Task instructions
1 – According to the travel account, how many years ago was the priest of Sipan buried?
2 – Please reproduce the stretch of the travel account from "What a wonderful" through "couldn't get away.", swapping "servants" for "attendants".

Article
>> START

What a wonderful museum! The priest of Sipan was buried 1,700 years
ago with his servants, two llamas, a dog and his wives who were all
sacrificed at his death. He had a "tomb guard" buried with him to, it
is assumed to guard the grave since the guards' feet were amputated
-- perhaps so he couldn't get away.
Over and under the preists' body were layer after layer of gold and
copper ornaments, breast plates, nose pieces, ear rings and necklaces
made of thousands of tiny spondylus shell beeds.
Hundreds of clay statues were buried at the same time as were clay
jars of foot and nuts. Almost the entire museum is devoted to this one
burial.
The day before we saw the Huacas del Sol y la Luna near Trujillo,
Peru, which are pyramids where in 1992 they discovered burial chambers
and meters long walls of deep relief painted sculpted clay that were
done on the outsides of the pyramid. When the priest passed away, he
was buried on one of the 6 levels of the pyramid and that level was
walled in with mud bricks covering both his tomb and the current outer
wall of the pyramid with the most wonderful polychrome paintings done
of mythical feline heads around whose outer edge were geometric designs
of fish and birds.
On the other side of the city of Trujillo is Chan Chan, the largest
adobe city in the world which at one time covered 28 square miles. One
of the palaces has been restored which has only one entrance/exit gate.
Inside there are store rooms, huge ceremonial plazas bordered with wonderful
geometric designs of ducks and fish. There are burial chambers both
for the nobility and for guards at the back of the complex. There is
an enormous reservoir for water now nearly dry upon which you could
row a boat.

>> END

Data rows
>> START

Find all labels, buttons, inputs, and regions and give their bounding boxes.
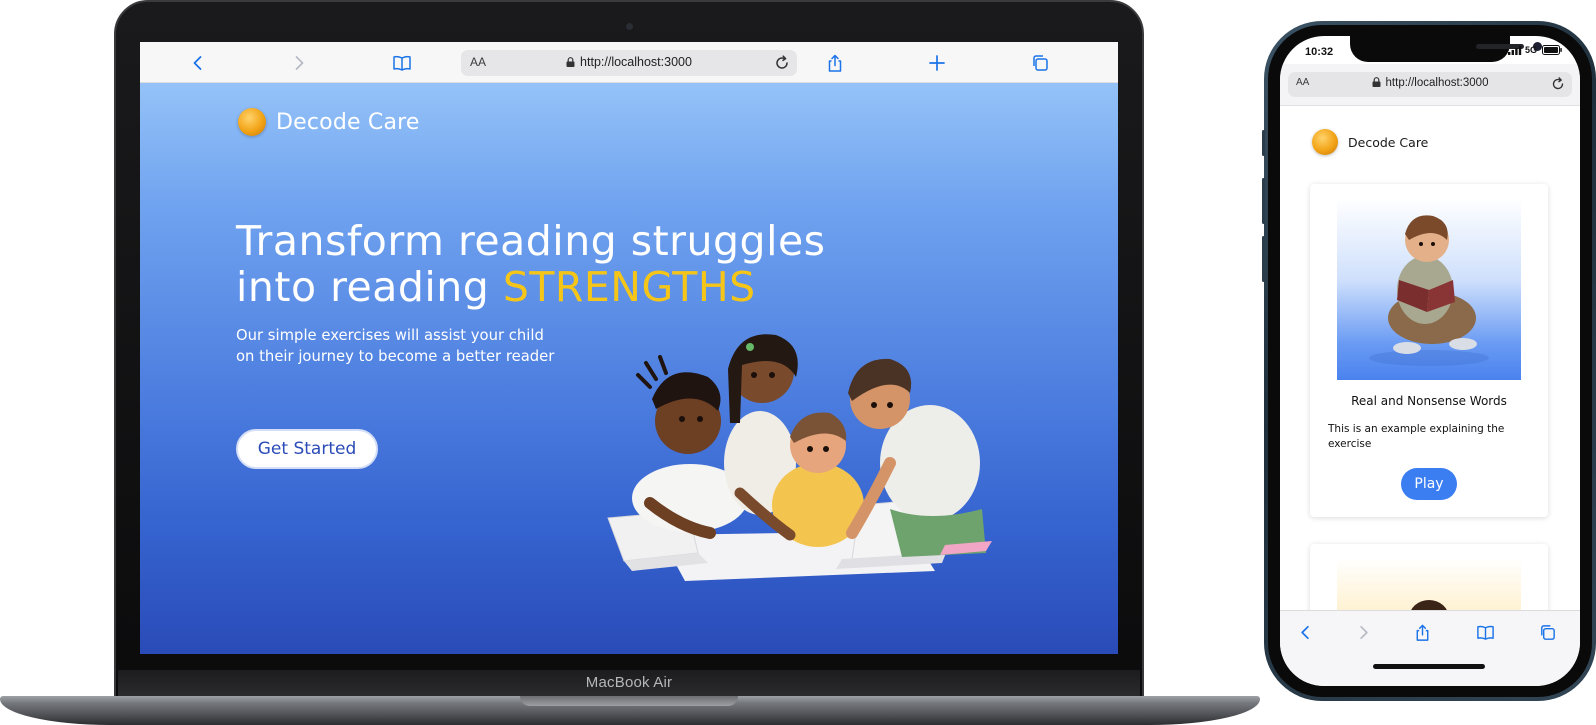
exercise-card-title: Real and Nonsense Words xyxy=(1351,394,1507,408)
macbook-hinge-notch xyxy=(520,696,738,706)
device-mockup-stage: AA http://localhost:3000 Decode Care Tra… xyxy=(0,0,1596,725)
iphone-notch xyxy=(1350,36,1542,62)
status-time: 10:32 xyxy=(1305,46,1334,58)
tabs-icon[interactable] xyxy=(1536,621,1558,643)
site-brand[interactable]: Decode Care xyxy=(238,108,420,136)
exercise-card-image xyxy=(1337,198,1521,380)
back-icon[interactable] xyxy=(185,50,211,76)
iphone-volume-down xyxy=(1262,236,1265,282)
mobile-address-bar-area: AA http://localhost:3000 xyxy=(1280,64,1580,106)
brand-name: Decode Care xyxy=(276,109,420,135)
status-indicators: 5G xyxy=(1507,45,1562,55)
hero-section: Decode Care Transform reading struggles … xyxy=(140,83,1118,654)
logo-icon xyxy=(1312,129,1338,155)
network-label: 5G xyxy=(1524,45,1537,55)
battery-icon xyxy=(1542,45,1562,55)
headline-highlight: STRENGTHS xyxy=(502,263,756,311)
iphone-screen: 10:32 5G AA http://localhost:3000 Decode… xyxy=(1280,36,1580,686)
hero-headline: Transform reading struggles into reading… xyxy=(236,218,996,310)
mobile-safari-toolbar xyxy=(1280,610,1580,686)
signal-icon xyxy=(1507,45,1522,55)
boy-reading-illustration xyxy=(1369,215,1489,366)
forward-icon[interactable] xyxy=(286,50,312,76)
home-indicator[interactable] xyxy=(1373,664,1485,669)
reload-icon[interactable] xyxy=(1549,75,1567,93)
share-icon[interactable] xyxy=(822,50,848,76)
get-started-button[interactable]: Get Started xyxy=(236,429,378,469)
lock-icon xyxy=(1372,77,1381,87)
exercise-card: Real and Nonsense Words This is an examp… xyxy=(1310,184,1548,517)
lock-icon xyxy=(566,57,575,67)
headline-line-2: into reading STRENGTHS xyxy=(236,264,996,310)
mobile-url-display: http://localhost:3000 xyxy=(1288,77,1572,89)
tabs-icon[interactable] xyxy=(1027,50,1053,76)
headline-line-1: Transform reading struggles xyxy=(236,217,826,265)
logo-icon xyxy=(238,108,266,136)
mobile-address-bar[interactable]: AA http://localhost:3000 xyxy=(1288,72,1572,97)
address-bar[interactable]: AA http://localhost:3000 xyxy=(461,50,797,76)
url-display: http://localhost:3000 xyxy=(461,55,797,69)
kids-reading-illustration xyxy=(607,334,992,581)
webcam xyxy=(626,23,633,30)
forward-icon[interactable] xyxy=(1352,621,1374,643)
new-tab-icon[interactable] xyxy=(924,50,950,76)
share-icon[interactable] xyxy=(1411,621,1433,643)
play-button[interactable]: Play xyxy=(1401,468,1457,500)
device-label: MacBook Air xyxy=(585,674,673,691)
back-icon[interactable] xyxy=(1294,621,1316,643)
reload-icon[interactable] xyxy=(772,53,792,73)
url-text: http://localhost:3000 xyxy=(580,55,692,69)
bookmarks-icon[interactable] xyxy=(1474,621,1496,643)
mobile-brand-name: Decode Care xyxy=(1348,134,1429,150)
headline-line-2-prefix: into reading xyxy=(236,263,503,311)
mobile-url-text: http://localhost:3000 xyxy=(1385,77,1489,89)
exercise-card-description: This is an example explaining the exerci… xyxy=(1328,423,1505,450)
macbook-screen: AA http://localhost:3000 Decode Care Tra… xyxy=(140,42,1118,654)
bookmarks-icon[interactable] xyxy=(389,50,415,76)
safari-toolbar: AA http://localhost:3000 xyxy=(140,42,1118,83)
mobile-site-brand[interactable]: Decode Care xyxy=(1312,129,1428,155)
iphone-mute-switch xyxy=(1262,130,1265,156)
iphone-volume-up xyxy=(1262,178,1265,224)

>> END

Answer set
1 – 1,700 years ago.

2 –
What a wonderful museum! The priest of Sipan was buried 1,700 years
ago with his attendants, two llamas, a dog and his wives who were all
sacrificed at his death. He had a "tomb guard" buried with him to, it
is assumed to guard the grave since the guards' feet were amputated
-- perhaps so he couldn't get away.